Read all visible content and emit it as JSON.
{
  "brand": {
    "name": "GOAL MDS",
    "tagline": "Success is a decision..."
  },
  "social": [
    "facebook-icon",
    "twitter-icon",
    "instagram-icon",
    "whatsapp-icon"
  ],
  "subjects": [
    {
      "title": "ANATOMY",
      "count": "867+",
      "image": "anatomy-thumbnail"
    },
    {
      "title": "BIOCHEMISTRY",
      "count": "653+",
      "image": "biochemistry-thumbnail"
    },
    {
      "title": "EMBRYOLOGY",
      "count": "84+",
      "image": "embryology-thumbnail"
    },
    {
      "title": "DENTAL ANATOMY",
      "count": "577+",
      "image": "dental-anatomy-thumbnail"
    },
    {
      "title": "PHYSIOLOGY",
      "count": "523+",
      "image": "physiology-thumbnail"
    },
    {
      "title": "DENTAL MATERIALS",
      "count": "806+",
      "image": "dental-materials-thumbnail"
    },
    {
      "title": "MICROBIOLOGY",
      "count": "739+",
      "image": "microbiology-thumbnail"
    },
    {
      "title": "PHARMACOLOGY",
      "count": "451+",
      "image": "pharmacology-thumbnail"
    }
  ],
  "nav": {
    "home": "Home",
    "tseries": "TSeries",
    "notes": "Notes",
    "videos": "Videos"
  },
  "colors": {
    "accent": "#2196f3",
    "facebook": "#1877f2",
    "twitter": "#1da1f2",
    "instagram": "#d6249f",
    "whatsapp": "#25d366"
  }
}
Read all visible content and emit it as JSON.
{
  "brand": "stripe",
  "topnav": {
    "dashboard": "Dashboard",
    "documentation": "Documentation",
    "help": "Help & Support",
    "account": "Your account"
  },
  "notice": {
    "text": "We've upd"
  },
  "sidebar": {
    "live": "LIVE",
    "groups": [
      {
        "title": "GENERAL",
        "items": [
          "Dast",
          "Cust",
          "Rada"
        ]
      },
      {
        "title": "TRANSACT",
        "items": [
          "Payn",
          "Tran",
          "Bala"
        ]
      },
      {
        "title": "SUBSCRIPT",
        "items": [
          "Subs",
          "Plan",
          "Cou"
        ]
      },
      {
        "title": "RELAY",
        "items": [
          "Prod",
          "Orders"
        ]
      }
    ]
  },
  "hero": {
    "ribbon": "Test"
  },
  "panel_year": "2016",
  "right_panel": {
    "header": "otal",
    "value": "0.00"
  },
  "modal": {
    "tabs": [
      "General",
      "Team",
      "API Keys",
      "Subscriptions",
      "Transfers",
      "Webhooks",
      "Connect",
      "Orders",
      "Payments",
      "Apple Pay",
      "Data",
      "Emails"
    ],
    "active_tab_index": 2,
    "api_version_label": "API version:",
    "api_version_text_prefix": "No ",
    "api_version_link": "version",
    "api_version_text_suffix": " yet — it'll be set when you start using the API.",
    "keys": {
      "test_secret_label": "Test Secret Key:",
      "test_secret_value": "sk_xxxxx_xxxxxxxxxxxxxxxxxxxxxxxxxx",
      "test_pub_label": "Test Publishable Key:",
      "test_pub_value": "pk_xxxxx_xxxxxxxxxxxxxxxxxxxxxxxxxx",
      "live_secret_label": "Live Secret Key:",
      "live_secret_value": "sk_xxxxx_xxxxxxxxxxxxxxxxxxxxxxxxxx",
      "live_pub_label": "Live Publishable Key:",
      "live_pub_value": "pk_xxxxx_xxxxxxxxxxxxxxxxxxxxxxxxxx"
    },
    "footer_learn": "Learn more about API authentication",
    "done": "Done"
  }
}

Problem requirements -> Your answer should be a single number: how many lines in the data above include "title"?

Response to this task -> 12